*** DATASET ENTRIES

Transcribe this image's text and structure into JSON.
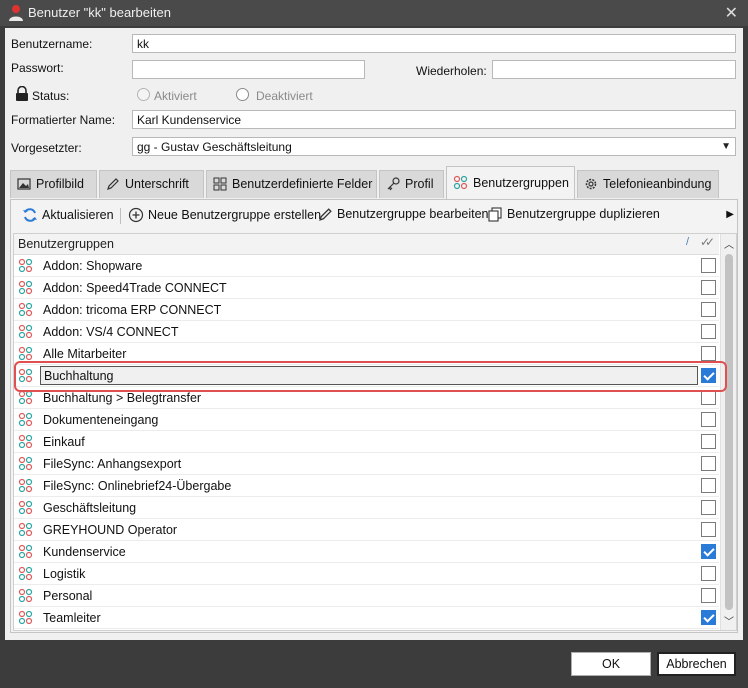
{
  "window": {
    "title": "Benutzer \"kk\" bearbeiten"
  },
  "form": {
    "username_label": "Benutzername:",
    "username_value": "kk",
    "password_label": "Passwort:",
    "password_value": "",
    "repeat_label": "Wiederholen:",
    "repeat_value": "",
    "status_label": "Status:",
    "status_active": "Aktiviert",
    "status_inactive": "Deaktiviert",
    "formatted_name_label": "Formatierter Name:",
    "formatted_name_value": "Karl Kundenservice",
    "supervisor_label": "Vorgesetzter:",
    "supervisor_value": "gg - Gustav Geschäftsleitung"
  },
  "tabs": [
    {
      "label": "Profilbild",
      "icon": "image-icon"
    },
    {
      "label": "Unterschrift",
      "icon": "pen-icon"
    },
    {
      "label": "Benutzerdefinierte Felder",
      "icon": "grid-icon"
    },
    {
      "label": "Profil",
      "icon": "key-icon"
    },
    {
      "label": "Benutzergruppen",
      "icon": "group-icon",
      "active": true
    },
    {
      "label": "Telefonieanbindung",
      "icon": "gear-icon"
    }
  ],
  "toolbar": {
    "refresh": "Aktualisieren",
    "new_group": "Neue Benutzergruppe erstellen",
    "edit_group": "Benutzergruppe bearbeiten",
    "duplicate_group": "Benutzergruppe duplizieren"
  },
  "grid": {
    "header": "Benutzergruppen",
    "rows": [
      {
        "name": "Addon: Shopware",
        "checked": false
      },
      {
        "name": "Addon: Speed4Trade CONNECT",
        "checked": false
      },
      {
        "name": "Addon: tricoma ERP CONNECT",
        "checked": false
      },
      {
        "name": "Addon: VS/4 CONNECT",
        "checked": false
      },
      {
        "name": "Alle Mitarbeiter",
        "checked": false
      },
      {
        "name": "Buchhaltung",
        "checked": true,
        "selected": true
      },
      {
        "name": "Buchhaltung > Belegtransfer",
        "checked": false
      },
      {
        "name": "Dokumenteneingang",
        "checked": false
      },
      {
        "name": "Einkauf",
        "checked": false
      },
      {
        "name": "FileSync: Anhangsexport",
        "checked": false
      },
      {
        "name": "FileSync: Onlinebrief24-Übergabe",
        "checked": false
      },
      {
        "name": "Geschäftsleitung",
        "checked": false
      },
      {
        "name": "GREYHOUND Operator",
        "checked": false
      },
      {
        "name": "Kundenservice",
        "checked": true
      },
      {
        "name": "Logistik",
        "checked": false
      },
      {
        "name": "Personal",
        "checked": false
      },
      {
        "name": "Teamleiter",
        "checked": true
      }
    ]
  },
  "footer": {
    "ok": "OK",
    "cancel": "Abbrechen"
  },
  "colors": {
    "accent": "#2a7ad8",
    "highlight": "#e05050",
    "titlebar": "#4a4a4a"
  }
}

******

» **GIVEN TASK**
Return nothing except the number of lines that include the string "Benutzergruppen".

» **WORKED ANSWER**
2